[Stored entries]
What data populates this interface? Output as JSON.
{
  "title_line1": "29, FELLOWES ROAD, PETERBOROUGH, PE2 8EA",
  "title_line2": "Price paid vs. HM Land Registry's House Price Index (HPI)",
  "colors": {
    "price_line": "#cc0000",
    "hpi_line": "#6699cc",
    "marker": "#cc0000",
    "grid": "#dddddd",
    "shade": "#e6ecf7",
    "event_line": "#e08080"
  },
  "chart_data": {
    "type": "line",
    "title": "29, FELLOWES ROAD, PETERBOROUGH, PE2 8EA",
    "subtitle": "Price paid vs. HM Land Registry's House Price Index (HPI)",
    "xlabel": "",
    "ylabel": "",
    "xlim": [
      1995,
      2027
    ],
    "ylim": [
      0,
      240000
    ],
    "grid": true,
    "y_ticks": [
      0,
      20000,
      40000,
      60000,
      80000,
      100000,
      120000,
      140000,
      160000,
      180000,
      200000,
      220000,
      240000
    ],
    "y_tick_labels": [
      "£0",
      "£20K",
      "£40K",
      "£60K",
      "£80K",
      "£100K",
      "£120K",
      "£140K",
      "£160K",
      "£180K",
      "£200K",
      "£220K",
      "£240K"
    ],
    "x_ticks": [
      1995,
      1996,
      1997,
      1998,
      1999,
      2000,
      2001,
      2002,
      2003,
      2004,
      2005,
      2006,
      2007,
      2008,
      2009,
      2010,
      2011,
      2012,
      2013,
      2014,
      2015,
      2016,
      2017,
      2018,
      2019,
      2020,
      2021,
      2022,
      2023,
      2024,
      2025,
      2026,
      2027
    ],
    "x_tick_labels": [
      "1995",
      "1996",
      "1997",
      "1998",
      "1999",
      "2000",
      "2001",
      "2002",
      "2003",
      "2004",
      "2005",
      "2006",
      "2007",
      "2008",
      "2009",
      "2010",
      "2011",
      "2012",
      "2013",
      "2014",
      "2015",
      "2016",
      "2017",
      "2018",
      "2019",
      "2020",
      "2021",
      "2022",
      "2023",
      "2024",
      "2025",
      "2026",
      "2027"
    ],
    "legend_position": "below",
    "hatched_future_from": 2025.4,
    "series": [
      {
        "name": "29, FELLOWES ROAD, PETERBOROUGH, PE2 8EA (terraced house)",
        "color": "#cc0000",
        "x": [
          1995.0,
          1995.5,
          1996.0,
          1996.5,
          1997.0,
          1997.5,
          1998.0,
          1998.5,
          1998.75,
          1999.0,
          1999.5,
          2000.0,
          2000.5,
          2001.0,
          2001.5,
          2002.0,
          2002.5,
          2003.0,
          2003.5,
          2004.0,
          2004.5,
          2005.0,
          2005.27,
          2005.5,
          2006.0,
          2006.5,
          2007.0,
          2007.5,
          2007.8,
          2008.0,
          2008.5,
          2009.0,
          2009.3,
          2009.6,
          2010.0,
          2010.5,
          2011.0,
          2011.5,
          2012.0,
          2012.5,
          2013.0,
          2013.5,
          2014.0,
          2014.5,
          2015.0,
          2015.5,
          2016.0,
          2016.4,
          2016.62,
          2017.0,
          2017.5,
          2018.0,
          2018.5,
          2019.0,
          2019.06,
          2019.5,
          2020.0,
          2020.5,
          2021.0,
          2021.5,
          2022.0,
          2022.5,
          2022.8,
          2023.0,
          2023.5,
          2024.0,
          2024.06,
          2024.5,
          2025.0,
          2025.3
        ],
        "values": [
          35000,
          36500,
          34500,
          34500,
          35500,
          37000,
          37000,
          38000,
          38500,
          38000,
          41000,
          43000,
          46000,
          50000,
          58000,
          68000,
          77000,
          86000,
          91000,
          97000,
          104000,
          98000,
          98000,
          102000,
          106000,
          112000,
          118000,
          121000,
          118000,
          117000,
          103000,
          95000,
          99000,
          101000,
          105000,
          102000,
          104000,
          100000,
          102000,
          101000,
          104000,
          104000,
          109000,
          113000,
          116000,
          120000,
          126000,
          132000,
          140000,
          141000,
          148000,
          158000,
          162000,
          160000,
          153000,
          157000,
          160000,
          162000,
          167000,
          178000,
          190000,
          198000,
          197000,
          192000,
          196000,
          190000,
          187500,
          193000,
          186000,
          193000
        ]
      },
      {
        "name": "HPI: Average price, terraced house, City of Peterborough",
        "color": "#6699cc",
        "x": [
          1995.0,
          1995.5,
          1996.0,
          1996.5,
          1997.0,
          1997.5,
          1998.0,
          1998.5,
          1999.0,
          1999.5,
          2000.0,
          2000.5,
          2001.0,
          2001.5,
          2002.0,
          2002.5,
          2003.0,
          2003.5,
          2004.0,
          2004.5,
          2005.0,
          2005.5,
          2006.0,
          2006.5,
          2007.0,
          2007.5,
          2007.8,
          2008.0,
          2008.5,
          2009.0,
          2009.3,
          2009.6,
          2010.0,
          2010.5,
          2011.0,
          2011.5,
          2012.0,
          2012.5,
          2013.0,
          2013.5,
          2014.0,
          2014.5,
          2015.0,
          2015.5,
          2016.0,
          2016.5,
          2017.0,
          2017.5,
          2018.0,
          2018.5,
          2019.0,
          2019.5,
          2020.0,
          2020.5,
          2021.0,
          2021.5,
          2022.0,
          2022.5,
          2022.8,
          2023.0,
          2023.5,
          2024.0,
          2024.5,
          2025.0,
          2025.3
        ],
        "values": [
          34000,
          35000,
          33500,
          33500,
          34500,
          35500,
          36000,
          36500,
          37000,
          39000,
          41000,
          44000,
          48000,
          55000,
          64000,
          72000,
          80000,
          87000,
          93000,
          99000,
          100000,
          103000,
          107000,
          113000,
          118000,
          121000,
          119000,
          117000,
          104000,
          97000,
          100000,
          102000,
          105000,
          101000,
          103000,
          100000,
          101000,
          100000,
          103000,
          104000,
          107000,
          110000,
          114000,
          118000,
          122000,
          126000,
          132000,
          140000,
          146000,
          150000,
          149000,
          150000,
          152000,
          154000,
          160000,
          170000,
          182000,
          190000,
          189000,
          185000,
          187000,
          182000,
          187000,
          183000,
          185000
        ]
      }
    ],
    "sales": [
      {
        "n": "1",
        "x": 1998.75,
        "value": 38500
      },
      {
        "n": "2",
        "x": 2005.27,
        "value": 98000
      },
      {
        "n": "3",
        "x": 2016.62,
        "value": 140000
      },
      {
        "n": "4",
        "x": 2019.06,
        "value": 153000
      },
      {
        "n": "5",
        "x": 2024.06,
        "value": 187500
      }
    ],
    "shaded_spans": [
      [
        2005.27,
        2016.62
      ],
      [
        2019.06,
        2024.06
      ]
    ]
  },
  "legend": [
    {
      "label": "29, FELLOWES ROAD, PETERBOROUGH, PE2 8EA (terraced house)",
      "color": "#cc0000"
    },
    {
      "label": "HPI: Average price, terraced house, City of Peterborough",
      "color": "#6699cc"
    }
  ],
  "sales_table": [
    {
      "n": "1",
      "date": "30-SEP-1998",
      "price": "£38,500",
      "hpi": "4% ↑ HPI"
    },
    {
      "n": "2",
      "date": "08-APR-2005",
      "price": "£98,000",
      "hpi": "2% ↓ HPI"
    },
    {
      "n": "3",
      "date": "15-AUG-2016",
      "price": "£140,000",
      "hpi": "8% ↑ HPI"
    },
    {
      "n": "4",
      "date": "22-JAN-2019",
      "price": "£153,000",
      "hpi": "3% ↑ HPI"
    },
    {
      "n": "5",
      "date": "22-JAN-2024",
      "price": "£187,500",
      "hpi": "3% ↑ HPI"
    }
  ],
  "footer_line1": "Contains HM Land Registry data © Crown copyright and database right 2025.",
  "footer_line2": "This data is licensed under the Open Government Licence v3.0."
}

**TASK BRIEF**
Copy out the material word for word and line for line.

**RESPONSE FOR THIS EXERCISE**
What data populates this interface? Output as JSON.
{
  "title_line1": "29, FELLOWES ROAD, PETERBOROUGH, PE2 8EA",
  "title_line2": "Price paid vs. HM Land Registry's House Price Index (HPI)",
  "colors": {
    "price_line": "#cc0000",
    "hpi_line": "#6699cc",
    "marker": "#cc0000",
    "grid": "#dddddd",
    "shade": "#e6ecf7",
    "event_line": "#e08080"
  },
  "chart_data": {
    "type": "line",
    "title": "29, FELLOWES ROAD, PETERBOROUGH, PE2 8EA",
    "subtitle": "Price paid vs. HM Land Registry's House Price Index (HPI)",
    "xlabel": "",
    "ylabel": "",
    "xlim": [
      1995,
      2027
    ],
    "ylim": [
      0,
      240000
    ],
    "grid": true,
    "y_ticks": [
      0,
      20000,
      40000,
      60000,
      80000,
      100000,
      120000,
      140000,
      160000,
      180000,
      200000,
      220000,
      240000
    ],
    "y_tick_labels": [
      "£0",
      "£20K",
      "£40K",
      "£60K",
      "£80K",
      "£100K",
      "£120K",
      "£140K",
      "£160K",
      "£180K",
      "£200K",
      "£220K",
      "£240K"
    ],
    "x_ticks": [
      1995,
      1996,
      1997,
      1998,
      1999,
      2000,
      2001,
      2002,
      2003,
      2004,
      2005,
      2006,
      2007,
      2008,
      2009,
      2010,
      2011,
      2012,
      2013,
      2014,
      2015,
      2016,
      2017,
      2018,
      2019,
      2020,
      2021,
      2022,
      2023,
      2024,
      2025,
      2026,
      2027
    ],
    "x_tick_labels": [
      "1995",
      "1996",
      "1997",
      "1998",
      "1999",
      "2000",
      "2001",
      "2002",
      "2003",
      "2004",
      "2005",
      "2006",
      "2007",
      "2008",
      "2009",
      "2010",
      "2011",
      "2012",
      "2013",
      "2014",
      "2015",
      "2016",
      "2017",
      "2018",
      "2019",
      "2020",
      "2021",
      "2022",
      "2023",
      "2024",
      "2025",
      "2026",
      "2027"
    ],
    "legend_position": "below",
    "hatched_future_from": 2025.4,
    "series": [
      {
        "name": "29, FELLOWES ROAD, PETERBOROUGH, PE2 8EA (terraced house)",
        "color": "#cc0000",
        "x": [
          1995.0,
          1995.5,
          1996.0,
          1996.5,
          1997.0,
          1997.5,
          1998.0,
          1998.5,
          1998.75,
          1999.0,
          1999.5,
          2000.0,
          2000.5,
          2001.0,
          2001.5,
          2002.0,
          2002.5,
          2003.0,
          2003.5,
          2004.0,
          2004.5,
          2005.0,
          2005.27,
          2005.5,
          2006.0,
          2006.5,
          2007.0,
          2007.5,
          2007.8,
          2008.0,
          2008.5,
          2009.0,
          2009.3,
          2009.6,
          2010.0,
          2010.5,
          2011.0,
          2011.5,
          2012.0,
          2012.5,
          2013.0,
          2013.5,
          2014.0,
          2014.5,
          2015.0,
          2015.5,
          2016.0,
          2016.4,
          2016.62,
          2017.0,
          2017.5,
          2018.0,
          2018.5,
          2019.0,
          2019.06,
          2019.5,
          2020.0,
          2020.5,
          2021.0,
          2021.5,
          2022.0,
          2022.5,
          2022.8,
          2023.0,
          2023.5,
          2024.0,
          2024.06,
          2024.5,
          2025.0,
          2025.3
        ],
        "values": [
          35000,
          36500,
          34500,
          34500,
          35500,
          37000,
          37000,
          38000,
          38500,
          38000,
          41000,
          43000,
          46000,
          50000,
          58000,
          68000,
          77000,
          86000,
          91000,
          97000,
          104000,
          98000,
          98000,
          102000,
          106000,
          112000,
          118000,
          121000,
          118000,
          117000,
          103000,
          95000,
          99000,
          101000,
          105000,
          102000,
          104000,
          100000,
          102000,
          101000,
          104000,
          104000,
          109000,
          113000,
          116000,
          120000,
          126000,
          132000,
          140000,
          141000,
          148000,
          158000,
          162000,
          160000,
          153000,
          157000,
          160000,
          162000,
          167000,
          178000,
          190000,
          198000,
          197000,
          192000,
          196000,
          190000,
          187500,
          193000,
          186000,
          193000
        ]
      },
      {
        "name": "HPI: Average price, terraced house, City of Peterborough",
        "color": "#6699cc",
        "x": [
          1995.0,
          1995.5,
          1996.0,
          1996.5,
          1997.0,
          1997.5,
          1998.0,
          1998.5,
          1999.0,
          1999.5,
          2000.0,
          2000.5,
          2001.0,
          2001.5,
          2002.0,
          2002.5,
          2003.0,
          2003.5,
          2004.0,
          2004.5,
          2005.0,
          2005.5,
          2006.0,
          2006.5,
          2007.0,
          2007.5,
          2007.8,
          2008.0,
          2008.5,
          2009.0,
          2009.3,
          2009.6,
          2010.0,
          2010.5,
          2011.0,
          2011.5,
          2012.0,
          2012.5,
          2013.0,
          2013.5,
          2014.0,
          2014.5,
          2015.0,
          2015.5,
          2016.0,
          2016.5,
          2017.0,
          2017.5,
          2018.0,
          2018.5,
          2019.0,
          2019.5,
          2020.0,
          2020.5,
          2021.0,
          2021.5,
          2022.0,
          2022.5,
          2022.8,
          2023.0,
          2023.5,
          2024.0,
          2024.5,
          2025.0,
          2025.3
        ],
        "values": [
          34000,
          35000,
          33500,
          33500,
          34500,
          35500,
          36000,
          36500,
          37000,
          39000,
          41000,
          44000,
          48000,
          55000,
          64000,
          72000,
          80000,
          87000,
          93000,
          99000,
          100000,
          103000,
          107000,
          113000,
          118000,
          121000,
          119000,
          117000,
          104000,
          97000,
          100000,
          102000,
          105000,
          101000,
          103000,
          100000,
          101000,
          100000,
          103000,
          104000,
          107000,
          110000,
          114000,
          118000,
          122000,
          126000,
          132000,
          140000,
          146000,
          150000,
          149000,
          150000,
          152000,
          154000,
          160000,
          170000,
          182000,
          190000,
          189000,
          185000,
          187000,
          182000,
          187000,
          183000,
          185000
        ]
      }
    ],
    "sales": [
      {
        "n": "1",
        "x": 1998.75,
        "value": 38500
      },
      {
        "n": "2",
        "x": 2005.27,
        "value": 98000
      },
      {
        "n": "3",
        "x": 2016.62,
        "value": 140000
      },
      {
        "n": "4",
        "x": 2019.06,
        "value": 153000
      },
      {
        "n": "5",
        "x": 2024.06,
        "value": 187500
      }
    ],
    "shaded_spans": [
      [
        2005.27,
        2016.62
      ],
      [
        2019.06,
        2024.06
      ]
    ]
  },
  "legend": [
    {
      "label": "29, FELLOWES ROAD, PETERBOROUGH, PE2 8EA (terraced house)",
      "color": "#cc0000"
    },
    {
      "label": "HPI: Average price, terraced house, City of Peterborough",
      "color": "#6699cc"
    }
  ],
  "sales_table": [
    {
      "n": "1",
      "date": "30-SEP-1998",
      "price": "£38,500",
      "hpi": "4% ↑ HPI"
    },
    {
      "n": "2",
      "date": "08-APR-2005",
      "price": "£98,000",
      "hpi": "2% ↓ HPI"
    },
    {
      "n": "3",
      "date": "15-AUG-2016",
      "price": "£140,000",
      "hpi": "8% ↑ HPI"
    },
    {
      "n": "4",
      "date": "22-JAN-2019",
      "price": "£153,000",
      "hpi": "3% ↑ HPI"
    },
    {
      "n": "5",
      "date": "22-JAN-2024",
      "price": "£187,500",
      "hpi": "3% ↑ HPI"
    }
  ],
  "footer_line1": "Contains HM Land Registry data © Crown copyright and database right 2025.",
  "footer_line2": "This data is licensed under the Open Government Licence v3.0."
}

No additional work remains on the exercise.